Filter the entries, keeping every line with the word "Herzfrequenz".

==============================

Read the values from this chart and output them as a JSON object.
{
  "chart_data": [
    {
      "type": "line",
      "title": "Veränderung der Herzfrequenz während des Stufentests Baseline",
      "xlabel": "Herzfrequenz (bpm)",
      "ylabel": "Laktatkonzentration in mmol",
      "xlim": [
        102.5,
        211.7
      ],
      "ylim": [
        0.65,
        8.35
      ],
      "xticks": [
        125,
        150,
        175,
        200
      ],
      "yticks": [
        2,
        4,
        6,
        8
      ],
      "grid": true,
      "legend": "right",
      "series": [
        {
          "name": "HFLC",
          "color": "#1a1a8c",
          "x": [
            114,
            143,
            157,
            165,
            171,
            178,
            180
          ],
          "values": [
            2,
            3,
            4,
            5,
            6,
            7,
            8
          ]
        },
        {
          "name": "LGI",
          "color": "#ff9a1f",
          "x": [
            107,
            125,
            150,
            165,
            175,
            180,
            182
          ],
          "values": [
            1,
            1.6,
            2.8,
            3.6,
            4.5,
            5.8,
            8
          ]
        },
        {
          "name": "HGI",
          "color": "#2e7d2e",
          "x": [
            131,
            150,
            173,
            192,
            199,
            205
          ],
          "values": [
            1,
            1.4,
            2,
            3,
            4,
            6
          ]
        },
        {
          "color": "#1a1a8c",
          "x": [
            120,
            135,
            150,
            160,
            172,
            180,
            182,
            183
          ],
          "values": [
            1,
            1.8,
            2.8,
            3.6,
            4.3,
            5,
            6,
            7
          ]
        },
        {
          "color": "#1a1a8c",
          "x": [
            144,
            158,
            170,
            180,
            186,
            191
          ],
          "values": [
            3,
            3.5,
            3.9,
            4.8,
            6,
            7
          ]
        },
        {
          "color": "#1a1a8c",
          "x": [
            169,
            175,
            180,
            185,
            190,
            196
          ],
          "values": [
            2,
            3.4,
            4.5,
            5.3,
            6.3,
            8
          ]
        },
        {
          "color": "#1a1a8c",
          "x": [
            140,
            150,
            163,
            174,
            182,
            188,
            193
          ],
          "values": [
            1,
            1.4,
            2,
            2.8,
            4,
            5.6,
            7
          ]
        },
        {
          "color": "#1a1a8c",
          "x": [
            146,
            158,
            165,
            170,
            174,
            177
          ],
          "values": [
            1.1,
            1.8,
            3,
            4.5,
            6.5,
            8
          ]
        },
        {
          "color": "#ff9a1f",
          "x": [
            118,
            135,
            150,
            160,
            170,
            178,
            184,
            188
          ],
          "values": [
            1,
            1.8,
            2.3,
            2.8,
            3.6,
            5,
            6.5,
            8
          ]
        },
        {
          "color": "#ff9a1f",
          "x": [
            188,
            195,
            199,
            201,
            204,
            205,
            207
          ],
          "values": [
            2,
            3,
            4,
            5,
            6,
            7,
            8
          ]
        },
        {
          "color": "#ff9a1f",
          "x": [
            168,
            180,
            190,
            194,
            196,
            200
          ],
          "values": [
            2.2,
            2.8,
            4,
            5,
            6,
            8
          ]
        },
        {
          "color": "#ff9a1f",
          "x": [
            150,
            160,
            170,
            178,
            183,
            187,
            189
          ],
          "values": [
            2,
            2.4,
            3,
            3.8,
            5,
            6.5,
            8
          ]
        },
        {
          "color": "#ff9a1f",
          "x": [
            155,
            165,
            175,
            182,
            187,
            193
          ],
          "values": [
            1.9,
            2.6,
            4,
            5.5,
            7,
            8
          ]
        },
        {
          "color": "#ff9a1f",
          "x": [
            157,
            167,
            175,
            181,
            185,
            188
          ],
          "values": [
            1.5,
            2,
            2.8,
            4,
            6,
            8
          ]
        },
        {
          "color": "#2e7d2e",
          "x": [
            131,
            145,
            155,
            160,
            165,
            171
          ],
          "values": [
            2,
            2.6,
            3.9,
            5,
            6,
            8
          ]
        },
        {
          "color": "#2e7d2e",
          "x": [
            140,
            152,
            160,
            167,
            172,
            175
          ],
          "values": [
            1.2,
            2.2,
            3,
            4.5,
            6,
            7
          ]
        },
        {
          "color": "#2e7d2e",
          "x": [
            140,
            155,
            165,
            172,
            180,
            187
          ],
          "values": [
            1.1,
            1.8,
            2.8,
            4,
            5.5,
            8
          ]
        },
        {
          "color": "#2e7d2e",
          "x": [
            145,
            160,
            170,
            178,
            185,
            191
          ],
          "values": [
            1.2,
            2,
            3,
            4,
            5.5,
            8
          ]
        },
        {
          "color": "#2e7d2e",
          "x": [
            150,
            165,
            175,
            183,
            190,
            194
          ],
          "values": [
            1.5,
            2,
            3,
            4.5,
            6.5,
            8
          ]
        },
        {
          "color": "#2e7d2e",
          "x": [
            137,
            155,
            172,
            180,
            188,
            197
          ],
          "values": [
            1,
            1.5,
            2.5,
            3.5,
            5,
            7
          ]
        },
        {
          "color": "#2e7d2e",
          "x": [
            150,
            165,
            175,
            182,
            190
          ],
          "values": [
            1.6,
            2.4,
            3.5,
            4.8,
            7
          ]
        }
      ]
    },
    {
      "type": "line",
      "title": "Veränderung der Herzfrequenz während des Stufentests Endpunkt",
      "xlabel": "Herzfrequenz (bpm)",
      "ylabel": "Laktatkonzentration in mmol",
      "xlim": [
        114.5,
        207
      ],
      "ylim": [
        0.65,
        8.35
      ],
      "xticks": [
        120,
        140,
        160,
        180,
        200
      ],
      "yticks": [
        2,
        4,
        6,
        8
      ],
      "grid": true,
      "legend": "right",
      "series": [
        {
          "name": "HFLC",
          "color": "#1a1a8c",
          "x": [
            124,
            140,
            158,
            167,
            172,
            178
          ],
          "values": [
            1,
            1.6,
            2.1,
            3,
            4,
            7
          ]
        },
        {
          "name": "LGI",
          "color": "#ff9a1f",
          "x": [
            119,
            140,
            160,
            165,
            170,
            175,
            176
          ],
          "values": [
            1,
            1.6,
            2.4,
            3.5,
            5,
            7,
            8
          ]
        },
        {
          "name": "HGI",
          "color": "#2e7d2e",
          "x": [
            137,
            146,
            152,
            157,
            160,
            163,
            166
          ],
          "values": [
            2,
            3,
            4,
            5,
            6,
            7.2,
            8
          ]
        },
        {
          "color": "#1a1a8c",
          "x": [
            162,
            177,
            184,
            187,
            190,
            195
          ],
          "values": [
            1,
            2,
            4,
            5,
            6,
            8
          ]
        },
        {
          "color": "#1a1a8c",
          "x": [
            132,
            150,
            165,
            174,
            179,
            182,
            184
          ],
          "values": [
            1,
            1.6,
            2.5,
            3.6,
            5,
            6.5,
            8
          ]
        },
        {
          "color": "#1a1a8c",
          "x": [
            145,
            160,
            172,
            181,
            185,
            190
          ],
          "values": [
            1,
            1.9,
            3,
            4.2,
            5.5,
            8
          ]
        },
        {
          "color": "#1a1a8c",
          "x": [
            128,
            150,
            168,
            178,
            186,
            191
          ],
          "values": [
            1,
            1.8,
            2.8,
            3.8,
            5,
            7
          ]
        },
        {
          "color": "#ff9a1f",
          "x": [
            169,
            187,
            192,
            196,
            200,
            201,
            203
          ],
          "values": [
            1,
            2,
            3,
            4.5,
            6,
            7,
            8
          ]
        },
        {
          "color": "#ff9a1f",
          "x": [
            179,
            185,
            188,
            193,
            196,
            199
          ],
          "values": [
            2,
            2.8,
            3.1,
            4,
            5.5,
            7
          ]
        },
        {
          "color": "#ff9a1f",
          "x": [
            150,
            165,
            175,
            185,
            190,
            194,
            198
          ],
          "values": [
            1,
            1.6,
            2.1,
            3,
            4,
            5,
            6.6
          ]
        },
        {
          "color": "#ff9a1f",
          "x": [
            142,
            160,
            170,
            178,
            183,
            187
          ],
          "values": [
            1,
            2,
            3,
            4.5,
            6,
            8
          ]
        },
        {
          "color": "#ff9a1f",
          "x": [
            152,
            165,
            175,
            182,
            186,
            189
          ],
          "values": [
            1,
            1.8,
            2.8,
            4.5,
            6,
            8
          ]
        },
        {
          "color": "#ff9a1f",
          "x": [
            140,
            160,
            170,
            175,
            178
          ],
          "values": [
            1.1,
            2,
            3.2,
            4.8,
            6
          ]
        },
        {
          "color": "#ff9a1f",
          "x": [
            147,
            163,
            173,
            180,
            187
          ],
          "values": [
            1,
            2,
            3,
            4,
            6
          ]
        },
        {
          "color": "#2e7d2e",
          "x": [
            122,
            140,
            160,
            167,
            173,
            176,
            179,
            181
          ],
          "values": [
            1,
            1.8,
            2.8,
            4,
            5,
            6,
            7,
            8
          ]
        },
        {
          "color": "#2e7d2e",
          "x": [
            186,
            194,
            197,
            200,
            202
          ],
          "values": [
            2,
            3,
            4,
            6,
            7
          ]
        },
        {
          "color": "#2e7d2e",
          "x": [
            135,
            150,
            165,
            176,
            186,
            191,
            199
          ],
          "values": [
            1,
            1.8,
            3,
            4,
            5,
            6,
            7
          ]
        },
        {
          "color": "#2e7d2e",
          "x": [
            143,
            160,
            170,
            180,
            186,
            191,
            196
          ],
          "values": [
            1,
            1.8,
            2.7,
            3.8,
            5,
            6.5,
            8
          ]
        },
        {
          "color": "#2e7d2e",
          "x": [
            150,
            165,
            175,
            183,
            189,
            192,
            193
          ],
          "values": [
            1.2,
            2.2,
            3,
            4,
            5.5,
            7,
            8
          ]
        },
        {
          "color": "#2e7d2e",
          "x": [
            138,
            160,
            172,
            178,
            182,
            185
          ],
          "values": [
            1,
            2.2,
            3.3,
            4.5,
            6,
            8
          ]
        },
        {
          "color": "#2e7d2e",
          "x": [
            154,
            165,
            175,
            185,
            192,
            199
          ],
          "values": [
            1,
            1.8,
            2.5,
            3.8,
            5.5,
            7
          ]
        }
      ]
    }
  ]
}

==============================

Task result
      "title": "Veränderung der Herzfrequenz während des Stufentests Baseline",
      "xlabel": "Herzfrequenz (bpm)",
      "title": "Veränderung der Herzfrequenz während des Stufentests Endpunkt",
      "xlabel": "Herzfrequenz (bpm)",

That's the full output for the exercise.